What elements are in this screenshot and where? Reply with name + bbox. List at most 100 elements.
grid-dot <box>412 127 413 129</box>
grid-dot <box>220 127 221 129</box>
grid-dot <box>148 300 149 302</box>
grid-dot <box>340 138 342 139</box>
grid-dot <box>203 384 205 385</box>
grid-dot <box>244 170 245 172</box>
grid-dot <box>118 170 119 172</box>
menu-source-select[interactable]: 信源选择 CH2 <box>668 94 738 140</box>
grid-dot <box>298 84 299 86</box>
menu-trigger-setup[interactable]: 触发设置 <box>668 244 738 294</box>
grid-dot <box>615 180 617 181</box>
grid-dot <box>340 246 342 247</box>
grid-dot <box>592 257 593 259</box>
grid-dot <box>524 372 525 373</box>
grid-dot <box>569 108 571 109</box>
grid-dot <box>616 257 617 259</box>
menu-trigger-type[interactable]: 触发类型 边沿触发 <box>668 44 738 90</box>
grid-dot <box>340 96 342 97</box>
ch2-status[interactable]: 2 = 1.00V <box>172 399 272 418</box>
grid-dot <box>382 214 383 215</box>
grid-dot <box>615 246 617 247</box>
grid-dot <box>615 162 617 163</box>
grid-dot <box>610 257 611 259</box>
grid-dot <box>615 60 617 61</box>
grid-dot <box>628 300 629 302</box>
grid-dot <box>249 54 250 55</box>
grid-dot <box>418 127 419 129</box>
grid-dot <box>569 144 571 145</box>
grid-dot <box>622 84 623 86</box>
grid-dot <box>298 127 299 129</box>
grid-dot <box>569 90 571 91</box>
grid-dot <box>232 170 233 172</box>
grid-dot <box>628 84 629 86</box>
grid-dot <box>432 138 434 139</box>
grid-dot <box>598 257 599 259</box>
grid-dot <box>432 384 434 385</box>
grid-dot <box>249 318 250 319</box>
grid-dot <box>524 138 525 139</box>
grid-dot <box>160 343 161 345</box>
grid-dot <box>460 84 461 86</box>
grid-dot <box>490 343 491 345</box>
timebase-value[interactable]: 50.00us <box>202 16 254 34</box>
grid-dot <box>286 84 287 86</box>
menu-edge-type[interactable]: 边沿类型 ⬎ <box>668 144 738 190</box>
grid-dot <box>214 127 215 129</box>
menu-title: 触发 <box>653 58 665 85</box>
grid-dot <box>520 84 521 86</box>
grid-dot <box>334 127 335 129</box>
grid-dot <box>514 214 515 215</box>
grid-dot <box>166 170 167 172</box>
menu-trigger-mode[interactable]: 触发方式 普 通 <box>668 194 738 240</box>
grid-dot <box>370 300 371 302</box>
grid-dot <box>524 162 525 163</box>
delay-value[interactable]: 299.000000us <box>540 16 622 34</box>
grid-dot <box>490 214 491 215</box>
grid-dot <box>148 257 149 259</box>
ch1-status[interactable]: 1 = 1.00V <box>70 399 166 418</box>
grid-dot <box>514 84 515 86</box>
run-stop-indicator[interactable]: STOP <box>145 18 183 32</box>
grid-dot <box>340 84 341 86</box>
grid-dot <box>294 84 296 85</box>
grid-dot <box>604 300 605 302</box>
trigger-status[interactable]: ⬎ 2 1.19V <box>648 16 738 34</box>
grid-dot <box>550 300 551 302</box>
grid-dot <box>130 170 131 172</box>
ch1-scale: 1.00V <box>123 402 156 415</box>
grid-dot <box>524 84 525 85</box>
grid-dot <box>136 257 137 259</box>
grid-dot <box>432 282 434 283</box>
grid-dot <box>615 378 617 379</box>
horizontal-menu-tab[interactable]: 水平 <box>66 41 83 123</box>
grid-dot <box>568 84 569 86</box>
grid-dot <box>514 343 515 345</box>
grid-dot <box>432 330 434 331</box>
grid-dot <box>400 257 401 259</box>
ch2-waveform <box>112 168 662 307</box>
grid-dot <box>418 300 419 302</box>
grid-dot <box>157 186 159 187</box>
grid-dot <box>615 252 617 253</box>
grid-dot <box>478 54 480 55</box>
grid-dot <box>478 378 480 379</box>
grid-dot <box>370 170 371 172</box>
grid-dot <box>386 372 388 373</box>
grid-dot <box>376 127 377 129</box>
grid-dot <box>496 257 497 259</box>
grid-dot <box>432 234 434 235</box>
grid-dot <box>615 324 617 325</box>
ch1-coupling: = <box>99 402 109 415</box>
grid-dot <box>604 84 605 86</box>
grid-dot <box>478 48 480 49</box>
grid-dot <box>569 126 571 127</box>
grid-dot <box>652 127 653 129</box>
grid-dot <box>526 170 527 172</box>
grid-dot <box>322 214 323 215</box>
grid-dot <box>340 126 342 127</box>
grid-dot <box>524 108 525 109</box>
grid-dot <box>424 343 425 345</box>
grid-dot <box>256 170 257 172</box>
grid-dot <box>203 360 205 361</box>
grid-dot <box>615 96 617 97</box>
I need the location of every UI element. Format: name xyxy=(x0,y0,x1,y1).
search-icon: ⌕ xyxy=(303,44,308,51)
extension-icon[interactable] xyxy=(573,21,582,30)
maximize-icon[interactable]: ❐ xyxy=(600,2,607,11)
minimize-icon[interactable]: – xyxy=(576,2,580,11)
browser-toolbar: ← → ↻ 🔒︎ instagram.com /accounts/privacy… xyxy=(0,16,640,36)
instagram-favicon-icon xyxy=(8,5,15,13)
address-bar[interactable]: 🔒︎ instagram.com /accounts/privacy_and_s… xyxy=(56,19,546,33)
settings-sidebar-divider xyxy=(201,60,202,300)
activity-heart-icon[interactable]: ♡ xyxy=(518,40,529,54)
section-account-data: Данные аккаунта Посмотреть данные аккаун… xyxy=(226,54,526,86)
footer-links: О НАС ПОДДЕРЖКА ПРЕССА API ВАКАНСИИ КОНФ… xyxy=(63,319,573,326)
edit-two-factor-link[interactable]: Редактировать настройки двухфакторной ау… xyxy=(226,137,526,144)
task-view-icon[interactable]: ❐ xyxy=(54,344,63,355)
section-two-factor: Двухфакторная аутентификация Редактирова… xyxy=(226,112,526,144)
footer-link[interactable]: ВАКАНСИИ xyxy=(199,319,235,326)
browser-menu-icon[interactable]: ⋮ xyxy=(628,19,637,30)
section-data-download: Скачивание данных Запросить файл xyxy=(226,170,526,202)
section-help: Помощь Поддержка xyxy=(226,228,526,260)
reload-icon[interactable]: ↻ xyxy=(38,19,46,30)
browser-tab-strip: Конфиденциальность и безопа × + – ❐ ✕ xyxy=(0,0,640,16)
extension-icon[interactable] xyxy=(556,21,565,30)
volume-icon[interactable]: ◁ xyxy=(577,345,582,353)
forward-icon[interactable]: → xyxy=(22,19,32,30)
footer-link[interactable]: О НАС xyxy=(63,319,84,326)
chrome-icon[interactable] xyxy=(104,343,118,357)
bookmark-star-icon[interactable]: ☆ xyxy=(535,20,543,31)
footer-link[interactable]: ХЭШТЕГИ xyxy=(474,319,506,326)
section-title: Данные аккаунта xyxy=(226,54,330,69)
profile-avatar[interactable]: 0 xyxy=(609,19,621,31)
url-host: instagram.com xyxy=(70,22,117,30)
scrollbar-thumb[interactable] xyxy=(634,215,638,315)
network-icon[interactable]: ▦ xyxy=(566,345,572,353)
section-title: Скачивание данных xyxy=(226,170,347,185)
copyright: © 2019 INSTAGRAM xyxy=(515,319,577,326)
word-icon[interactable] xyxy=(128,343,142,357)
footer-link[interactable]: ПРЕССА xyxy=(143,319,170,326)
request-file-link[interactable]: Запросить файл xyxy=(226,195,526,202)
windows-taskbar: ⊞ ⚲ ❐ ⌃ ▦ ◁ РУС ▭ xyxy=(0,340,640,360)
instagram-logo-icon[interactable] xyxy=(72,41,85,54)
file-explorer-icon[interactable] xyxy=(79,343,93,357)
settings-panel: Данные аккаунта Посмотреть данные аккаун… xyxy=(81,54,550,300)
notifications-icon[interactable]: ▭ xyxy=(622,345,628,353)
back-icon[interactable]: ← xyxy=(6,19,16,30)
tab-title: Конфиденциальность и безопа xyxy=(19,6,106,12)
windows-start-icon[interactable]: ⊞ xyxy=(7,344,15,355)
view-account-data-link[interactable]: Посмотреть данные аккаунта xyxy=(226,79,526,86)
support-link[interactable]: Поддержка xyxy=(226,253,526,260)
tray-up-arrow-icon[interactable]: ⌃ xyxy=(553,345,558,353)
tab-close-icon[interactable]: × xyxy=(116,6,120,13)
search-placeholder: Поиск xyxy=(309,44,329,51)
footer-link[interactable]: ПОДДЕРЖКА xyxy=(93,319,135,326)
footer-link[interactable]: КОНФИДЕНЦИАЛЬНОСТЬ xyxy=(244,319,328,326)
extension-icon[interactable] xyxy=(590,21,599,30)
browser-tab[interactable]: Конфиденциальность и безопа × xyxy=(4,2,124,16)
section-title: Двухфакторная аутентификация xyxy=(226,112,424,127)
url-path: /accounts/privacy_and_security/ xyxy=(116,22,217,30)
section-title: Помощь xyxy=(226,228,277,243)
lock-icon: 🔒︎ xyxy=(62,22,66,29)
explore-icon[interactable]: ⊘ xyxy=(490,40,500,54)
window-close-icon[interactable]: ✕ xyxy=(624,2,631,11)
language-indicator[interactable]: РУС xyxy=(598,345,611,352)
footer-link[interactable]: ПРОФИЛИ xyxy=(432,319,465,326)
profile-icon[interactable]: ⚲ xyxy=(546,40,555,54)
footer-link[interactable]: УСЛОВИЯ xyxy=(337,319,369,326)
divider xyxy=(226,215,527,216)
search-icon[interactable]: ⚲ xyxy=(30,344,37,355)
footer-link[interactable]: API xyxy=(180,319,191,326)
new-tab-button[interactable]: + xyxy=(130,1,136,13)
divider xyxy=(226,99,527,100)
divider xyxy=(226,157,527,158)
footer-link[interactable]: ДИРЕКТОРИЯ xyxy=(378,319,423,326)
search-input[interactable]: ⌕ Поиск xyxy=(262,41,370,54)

--*--

Оформите фрагмент записей от самого начала до строки с "menu-source-select[interactable]: 信源选择 CH2" включительно как таблицу Markdown со столбцами «Номер» и «Строка», пропустив пустые строки.

| Номер | Строка |
|---|---|
| 1 | What elements are in this screenshot and where? Reply with name + bbox. List at most 100 elements. |
| 2 | grid-dot <box>412 127 413 129</box> |
| 3 | grid-dot <box>220 127 221 129</box> |
| 4 | grid-dot <box>148 300 149 302</box> |
| 5 | grid-dot <box>340 138 342 139</box> |
| 6 | grid-dot <box>203 384 205 385</box> |
| 7 | grid-dot <box>244 170 245 172</box> |
| 8 | grid-dot <box>118 170 119 172</box> |
| 9 | menu-source-select[interactable]: 信源选择 CH2 <box>668 94 738 140</box> |